▶ **WORK INSTRUCTIONS**
A) In the Cassandra thread, what name does Alex Yiu suggest the insert(...) API operation should ideally take?
B) Copy everything in the Cassandra thread from "I have more" down to "the same row.", swapping in "colF" wherever "colD" appears.

You are viewing a plain text version of this content. The canonical link for it is here.

Posted to user@cassandra.apache.org by Alex Yiu <bi...@gmail.com> on 2010/07/20 21:58:29 UTC

more questions on Cassandra ACID properties

Hi,

I have more questions on Cassandra ACID properties.
Say, I have a row that has 3 columns already: colA, colB and colC

And, if two *concurrent* clients perform a different insert(...) into the
same row,
one insert is for colD and the other insert is for colE.
Then, Cassandra would guarantee both columns will be added to the same row.

Is that correct?

That is, insert(...) of a column does NOT involving reading and rewriting
other existing columns of the same row?
That is, we do not face the following situation:
client X: read colA, colB and colC; then write: colA, colB, colC and colD
client Y: read colA, colB and colC; then write: colA, colB, colC and colE


BTW, it seems to me that insert() API as described in the wiki page:
http://wiki.apache.org/cassandra/API
should handle updating an existing column as well by the replacing the
existing column value.

If that is the case, I guess we should change the wording from "insert" to
"insert or update" in the wiki doc
And, ideally, insert(...) API operation name would be adapted
to update_or_insert(...)


Looking forward to replies that may confirm my understanding.
Thanks!


Regards,
Alex Yiu

Re: more questions on Cassandra ACID properties

Posted by Alex Yiu <bi...@gmail.com>.

Hi, all,
(Jonathan Ellis, Jonathan Shook, Aaron Morton)

Thanks for the confirmation.

JonE, the "update" wording has been added to wiki page w.r.t. to insert and
mutation API.


Regards,
Alex Yiu



On Tue, Jul 20, 2010 at 2:02 PM, Jonathan Ellis <jb...@gmail.com> wrote:

> On Tue, Jul 20, 2010 at 2:58 PM, Alex Yiu <bi...@gmail.com>
> wrote:
> > Say, I have a row that has 3 columns already: colA, colB and colC
> > And, if two *concurrent* clients perform a different insert(...) into the
> > same row,
> > one insert is for colD and the other insert is for colE.
> > Then, Cassandra would guarantee both columns will be added to the same
> row.
> > Is that correct?
>
> Yes.
>
> > That is, insert(...) of a column does NOT involving reading and rewriting
> > other existing columns of the same row?
>
> Right.
>
> > If that is the case, I guess we should change the wording from "insert"

▶ **SUPPLIED INFORMATION**
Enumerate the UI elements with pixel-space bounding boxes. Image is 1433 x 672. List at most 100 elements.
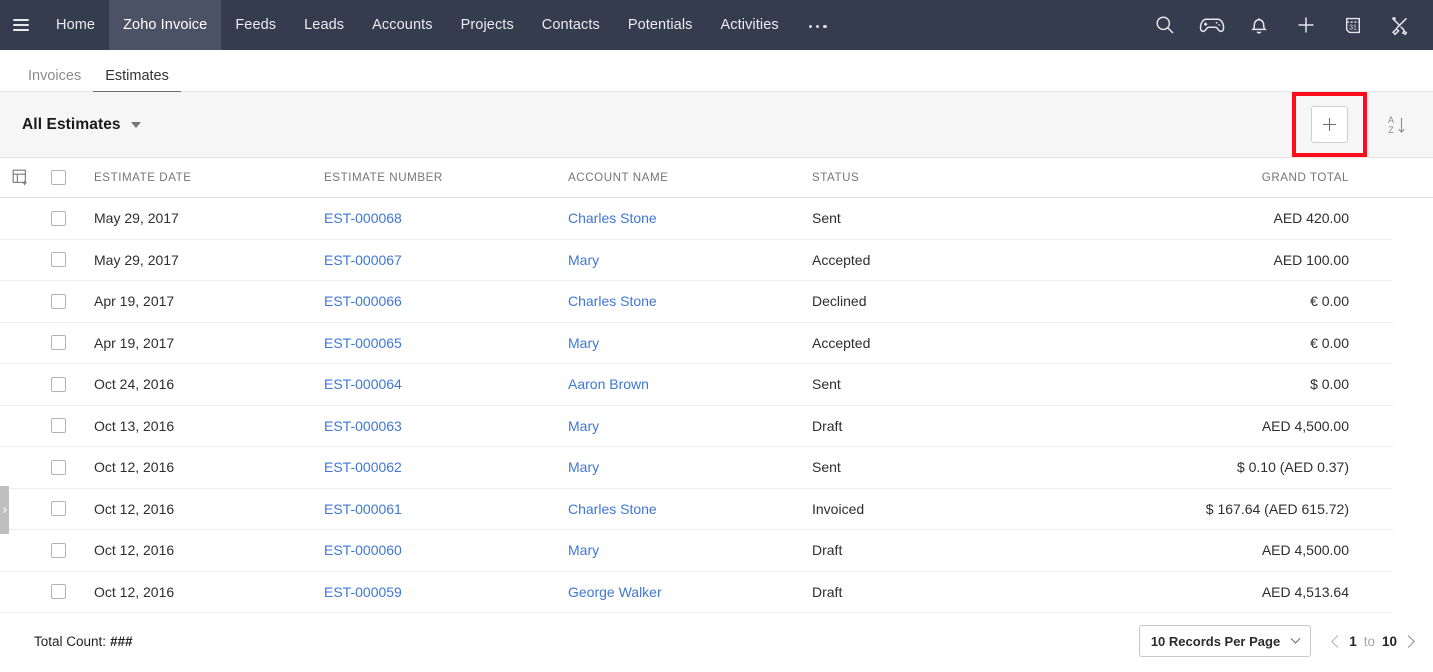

▶ **SOLUTIONS TO THE EXERCISE**
A) update_or_insert(...)

B)
I have more questions on Cassandra ACID properties.
Say, I have a row that has 3 columns already: colA, colB and colC

And, if two *concurrent* clients perform a different insert(...) into the
same row,
one insert is for colF and the other insert is for colE.
Then, Cassandra would guarantee both columns will be added to the same row.